**REQUIREMENT**
Please extract, word for word, the lines between the line holding "info-item: Die durchschnittliche Tagestemperatur" and the line holding "svg-text:Dez: Dez — [629, 941, 647, 952]", inclusive, and nothing else.

**THE DATA**
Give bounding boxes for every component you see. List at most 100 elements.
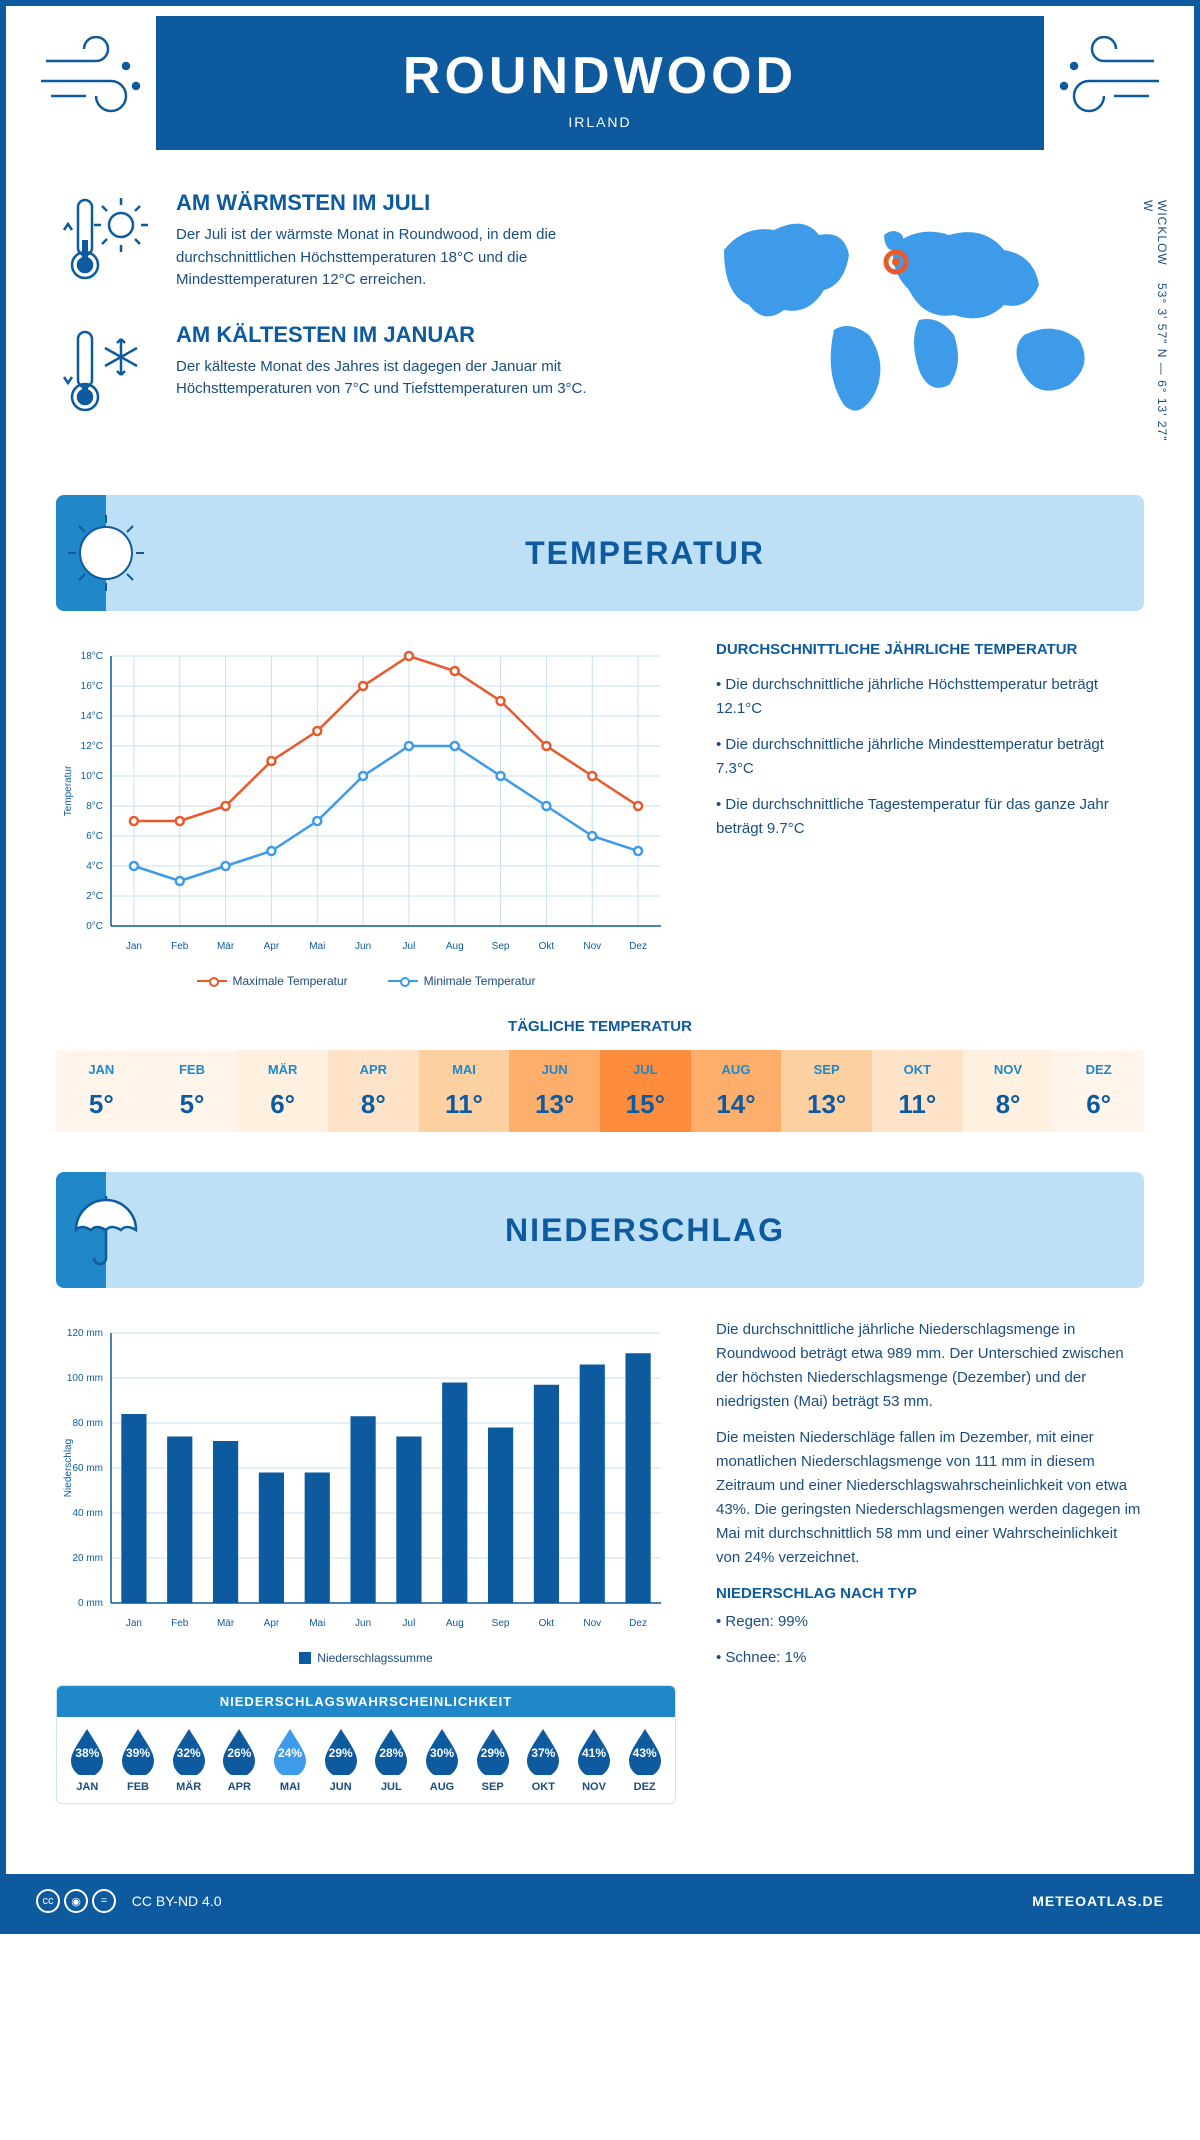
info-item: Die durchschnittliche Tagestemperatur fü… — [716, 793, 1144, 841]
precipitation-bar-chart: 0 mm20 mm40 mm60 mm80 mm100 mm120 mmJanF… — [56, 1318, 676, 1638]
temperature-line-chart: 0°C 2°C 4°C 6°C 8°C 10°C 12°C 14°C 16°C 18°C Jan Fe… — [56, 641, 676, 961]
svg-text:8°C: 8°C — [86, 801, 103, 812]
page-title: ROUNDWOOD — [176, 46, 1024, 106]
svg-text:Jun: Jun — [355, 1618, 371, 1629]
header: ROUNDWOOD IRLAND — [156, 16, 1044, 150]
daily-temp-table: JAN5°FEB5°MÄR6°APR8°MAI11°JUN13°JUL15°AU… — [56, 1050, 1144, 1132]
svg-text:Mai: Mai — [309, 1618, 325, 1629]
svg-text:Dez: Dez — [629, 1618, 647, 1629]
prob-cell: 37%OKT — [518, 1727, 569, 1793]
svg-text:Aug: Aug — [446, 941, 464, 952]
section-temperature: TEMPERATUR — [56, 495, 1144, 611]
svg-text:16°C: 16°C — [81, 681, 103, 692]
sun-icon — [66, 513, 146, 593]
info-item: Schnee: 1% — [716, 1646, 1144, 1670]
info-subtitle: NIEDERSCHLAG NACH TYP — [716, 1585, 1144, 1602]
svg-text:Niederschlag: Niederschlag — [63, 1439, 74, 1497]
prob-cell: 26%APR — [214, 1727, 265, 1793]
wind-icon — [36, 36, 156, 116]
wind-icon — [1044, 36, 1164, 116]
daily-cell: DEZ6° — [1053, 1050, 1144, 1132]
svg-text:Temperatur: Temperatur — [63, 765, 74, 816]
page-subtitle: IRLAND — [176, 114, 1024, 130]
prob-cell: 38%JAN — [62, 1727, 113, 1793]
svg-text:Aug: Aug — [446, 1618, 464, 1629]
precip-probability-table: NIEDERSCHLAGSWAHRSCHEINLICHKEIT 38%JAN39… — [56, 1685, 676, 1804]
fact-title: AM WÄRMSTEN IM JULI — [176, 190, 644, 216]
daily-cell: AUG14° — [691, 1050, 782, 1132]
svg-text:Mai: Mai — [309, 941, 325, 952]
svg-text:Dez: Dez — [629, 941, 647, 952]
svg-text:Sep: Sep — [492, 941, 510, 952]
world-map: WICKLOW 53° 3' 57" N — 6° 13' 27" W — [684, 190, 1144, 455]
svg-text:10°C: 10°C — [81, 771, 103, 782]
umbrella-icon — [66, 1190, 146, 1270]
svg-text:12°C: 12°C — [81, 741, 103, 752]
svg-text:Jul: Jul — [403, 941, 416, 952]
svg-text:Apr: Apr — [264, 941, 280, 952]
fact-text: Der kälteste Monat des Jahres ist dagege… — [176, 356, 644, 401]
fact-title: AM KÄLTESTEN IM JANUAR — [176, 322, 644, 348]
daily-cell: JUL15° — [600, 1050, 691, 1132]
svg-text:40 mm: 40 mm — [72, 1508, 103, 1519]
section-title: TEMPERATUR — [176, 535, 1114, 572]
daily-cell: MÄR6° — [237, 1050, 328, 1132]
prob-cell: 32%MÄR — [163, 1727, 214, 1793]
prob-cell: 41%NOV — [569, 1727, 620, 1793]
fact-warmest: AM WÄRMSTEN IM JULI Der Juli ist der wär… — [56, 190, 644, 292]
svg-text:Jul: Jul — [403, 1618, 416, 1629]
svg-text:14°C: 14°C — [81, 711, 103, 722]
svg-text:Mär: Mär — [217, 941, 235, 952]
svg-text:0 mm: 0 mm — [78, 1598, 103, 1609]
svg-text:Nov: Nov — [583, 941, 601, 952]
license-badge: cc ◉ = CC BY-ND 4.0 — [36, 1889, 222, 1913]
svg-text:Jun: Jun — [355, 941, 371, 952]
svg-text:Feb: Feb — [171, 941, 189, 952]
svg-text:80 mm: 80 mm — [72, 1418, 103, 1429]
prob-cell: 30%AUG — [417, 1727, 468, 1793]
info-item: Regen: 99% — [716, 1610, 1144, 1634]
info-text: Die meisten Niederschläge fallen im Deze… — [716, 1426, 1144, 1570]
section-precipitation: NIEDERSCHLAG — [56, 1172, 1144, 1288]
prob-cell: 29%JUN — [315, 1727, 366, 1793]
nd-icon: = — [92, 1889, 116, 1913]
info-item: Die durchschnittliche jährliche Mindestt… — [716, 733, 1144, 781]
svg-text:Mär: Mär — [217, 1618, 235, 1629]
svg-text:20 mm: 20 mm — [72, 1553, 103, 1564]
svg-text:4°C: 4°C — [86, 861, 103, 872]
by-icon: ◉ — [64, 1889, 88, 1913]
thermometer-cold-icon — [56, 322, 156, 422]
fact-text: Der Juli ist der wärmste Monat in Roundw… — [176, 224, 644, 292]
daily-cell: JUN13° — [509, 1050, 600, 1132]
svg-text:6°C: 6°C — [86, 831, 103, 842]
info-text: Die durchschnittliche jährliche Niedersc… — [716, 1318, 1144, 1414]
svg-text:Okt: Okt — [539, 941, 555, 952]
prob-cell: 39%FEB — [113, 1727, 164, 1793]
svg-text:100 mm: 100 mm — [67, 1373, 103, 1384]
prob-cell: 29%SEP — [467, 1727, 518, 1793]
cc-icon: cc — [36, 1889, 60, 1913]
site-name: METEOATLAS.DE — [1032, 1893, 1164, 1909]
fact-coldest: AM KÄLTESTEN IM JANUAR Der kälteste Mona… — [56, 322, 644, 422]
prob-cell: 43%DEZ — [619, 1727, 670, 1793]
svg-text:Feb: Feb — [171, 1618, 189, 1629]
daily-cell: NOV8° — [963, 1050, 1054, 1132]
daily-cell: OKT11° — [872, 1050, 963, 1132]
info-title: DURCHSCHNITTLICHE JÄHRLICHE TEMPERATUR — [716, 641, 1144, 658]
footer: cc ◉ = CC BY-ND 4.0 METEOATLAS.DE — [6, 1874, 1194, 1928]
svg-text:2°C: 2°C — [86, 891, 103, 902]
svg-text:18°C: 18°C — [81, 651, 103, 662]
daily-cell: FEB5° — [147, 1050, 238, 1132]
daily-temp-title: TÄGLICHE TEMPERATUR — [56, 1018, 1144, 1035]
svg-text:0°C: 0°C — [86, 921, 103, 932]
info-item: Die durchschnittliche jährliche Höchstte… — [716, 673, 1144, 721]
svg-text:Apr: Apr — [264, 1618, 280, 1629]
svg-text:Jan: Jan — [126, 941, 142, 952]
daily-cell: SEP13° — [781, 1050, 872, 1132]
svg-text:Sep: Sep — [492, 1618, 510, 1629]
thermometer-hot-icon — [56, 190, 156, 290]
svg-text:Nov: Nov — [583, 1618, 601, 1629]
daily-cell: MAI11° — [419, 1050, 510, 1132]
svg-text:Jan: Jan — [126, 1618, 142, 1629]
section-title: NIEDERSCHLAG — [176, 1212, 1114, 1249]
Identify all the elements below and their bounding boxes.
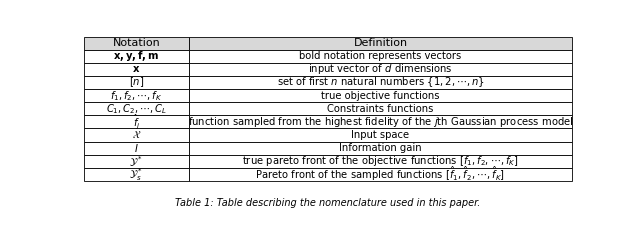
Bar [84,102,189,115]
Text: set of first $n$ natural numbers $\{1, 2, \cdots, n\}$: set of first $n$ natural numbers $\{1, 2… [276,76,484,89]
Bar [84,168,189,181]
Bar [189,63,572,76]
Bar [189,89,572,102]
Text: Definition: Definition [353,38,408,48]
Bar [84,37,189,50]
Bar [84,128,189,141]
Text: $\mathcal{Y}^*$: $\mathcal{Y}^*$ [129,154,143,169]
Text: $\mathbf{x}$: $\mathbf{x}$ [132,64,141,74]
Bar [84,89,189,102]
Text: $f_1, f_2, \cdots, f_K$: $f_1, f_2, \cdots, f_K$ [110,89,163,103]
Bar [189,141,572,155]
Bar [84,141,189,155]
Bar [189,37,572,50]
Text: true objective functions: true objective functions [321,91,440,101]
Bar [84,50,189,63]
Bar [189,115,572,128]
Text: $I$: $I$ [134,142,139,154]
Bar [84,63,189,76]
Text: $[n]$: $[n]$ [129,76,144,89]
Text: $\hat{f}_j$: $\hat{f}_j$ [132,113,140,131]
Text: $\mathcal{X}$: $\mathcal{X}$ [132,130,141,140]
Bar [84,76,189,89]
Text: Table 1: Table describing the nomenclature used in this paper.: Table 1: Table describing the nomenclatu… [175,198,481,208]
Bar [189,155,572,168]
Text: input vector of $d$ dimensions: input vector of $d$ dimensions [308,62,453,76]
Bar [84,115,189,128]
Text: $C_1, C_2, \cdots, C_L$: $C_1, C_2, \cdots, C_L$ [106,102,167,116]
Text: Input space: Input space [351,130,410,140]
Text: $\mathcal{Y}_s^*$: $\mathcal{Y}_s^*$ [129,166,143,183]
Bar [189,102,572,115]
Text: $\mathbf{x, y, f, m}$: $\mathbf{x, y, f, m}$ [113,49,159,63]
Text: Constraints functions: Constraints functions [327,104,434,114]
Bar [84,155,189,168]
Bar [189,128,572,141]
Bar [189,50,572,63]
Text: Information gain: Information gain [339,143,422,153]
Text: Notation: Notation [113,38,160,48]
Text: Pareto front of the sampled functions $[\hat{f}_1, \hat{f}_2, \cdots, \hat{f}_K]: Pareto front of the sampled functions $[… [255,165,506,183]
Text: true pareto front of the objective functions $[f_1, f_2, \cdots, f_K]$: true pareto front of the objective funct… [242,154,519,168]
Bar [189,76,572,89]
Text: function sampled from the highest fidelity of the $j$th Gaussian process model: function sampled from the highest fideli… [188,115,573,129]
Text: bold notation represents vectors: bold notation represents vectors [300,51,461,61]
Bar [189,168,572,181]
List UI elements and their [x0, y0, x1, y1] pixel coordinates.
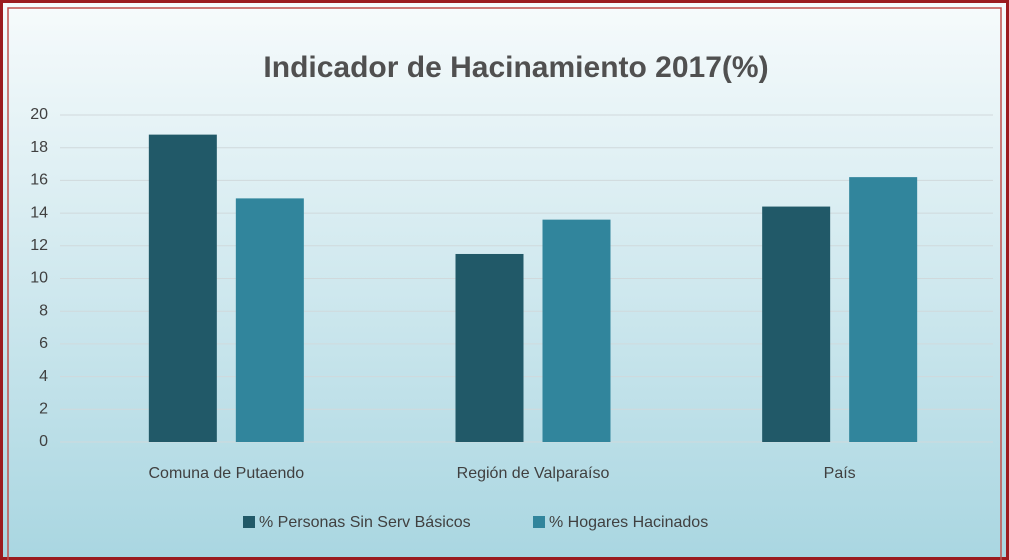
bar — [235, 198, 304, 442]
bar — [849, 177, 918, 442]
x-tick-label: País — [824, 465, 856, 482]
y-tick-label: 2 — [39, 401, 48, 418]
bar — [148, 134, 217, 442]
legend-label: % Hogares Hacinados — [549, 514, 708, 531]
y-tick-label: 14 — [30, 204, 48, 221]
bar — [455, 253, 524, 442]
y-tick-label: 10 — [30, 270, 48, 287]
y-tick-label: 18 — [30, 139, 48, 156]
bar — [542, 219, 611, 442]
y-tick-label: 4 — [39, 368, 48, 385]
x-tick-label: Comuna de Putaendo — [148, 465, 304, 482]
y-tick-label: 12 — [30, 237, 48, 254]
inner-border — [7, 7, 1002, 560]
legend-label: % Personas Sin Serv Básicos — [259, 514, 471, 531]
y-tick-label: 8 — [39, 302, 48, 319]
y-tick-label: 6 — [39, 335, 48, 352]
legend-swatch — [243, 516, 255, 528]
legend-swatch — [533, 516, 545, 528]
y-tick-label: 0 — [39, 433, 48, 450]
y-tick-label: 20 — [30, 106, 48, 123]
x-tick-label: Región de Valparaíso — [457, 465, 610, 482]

**ANSWER IN FULL**
info-item: Die durchschnittliche Tagestemperatur fü… — [716, 793, 1144, 841]
precipitation-bar-chart: 0 mm20 mm40 mm60 mm80 mm100 mm120 mmJanF… — [56, 1318, 676, 1638]
temperature-line-chart: 0°C 2°C 4°C 6°C 8°C 10°C 12°C 14°C 16°C 18°C Jan Fe… — [56, 641, 676, 961]
svg-text:8°C: 8°C — [86, 801, 103, 812]
page-title: ROUNDWOOD — [176, 46, 1024, 106]
svg-text:Jun: Jun — [355, 1618, 371, 1629]
header: ROUNDWOOD IRLAND — [156, 16, 1044, 150]
daily-temp-table: JAN5°FEB5°MÄR6°APR8°MAI11°JUN13°JUL15°AU… — [56, 1050, 1144, 1132]
svg-text:Mai: Mai — [309, 1618, 325, 1629]
svg-text:Dez: Dez — [629, 1618, 647, 1629]
prob-cell: 37%OKT — [518, 1727, 569, 1793]
svg-text:Aug: Aug — [446, 941, 464, 952]
section-temperature: TEMPERATUR — [56, 495, 1144, 611]
svg-text:16°C: 16°C — [81, 681, 103, 692]
sun-icon — [66, 513, 146, 593]
info-item: Schnee: 1% — [716, 1646, 1144, 1670]
info-subtitle: NIEDERSCHLAG NACH TYP — [716, 1585, 1144, 1602]
svg-text:Niederschlag: Niederschlag — [63, 1439, 74, 1497]
prob-cell: 26%APR — [214, 1727, 265, 1793]
wind-icon — [36, 36, 156, 116]
wind-icon — [1044, 36, 1164, 116]
daily-cell: DEZ6° — [1053, 1050, 1144, 1132]
svg-text:Temperatur: Temperatur — [63, 765, 74, 816]
page-subtitle: IRLAND — [176, 114, 1024, 130]
prob-cell: 38%JAN — [62, 1727, 113, 1793]
svg-text:Aug: Aug — [446, 1618, 464, 1629]
precip-probability-table: NIEDERSCHLAGSWAHRSCHEINLICHKEIT 38%JAN39… — [56, 1685, 676, 1804]
fact-title: AM WÄRMSTEN IM JULI — [176, 190, 644, 216]
daily-cell: AUG14° — [691, 1050, 782, 1132]
svg-text:Mai: Mai — [309, 941, 325, 952]
svg-text:Dez: Dez — [629, 941, 647, 952]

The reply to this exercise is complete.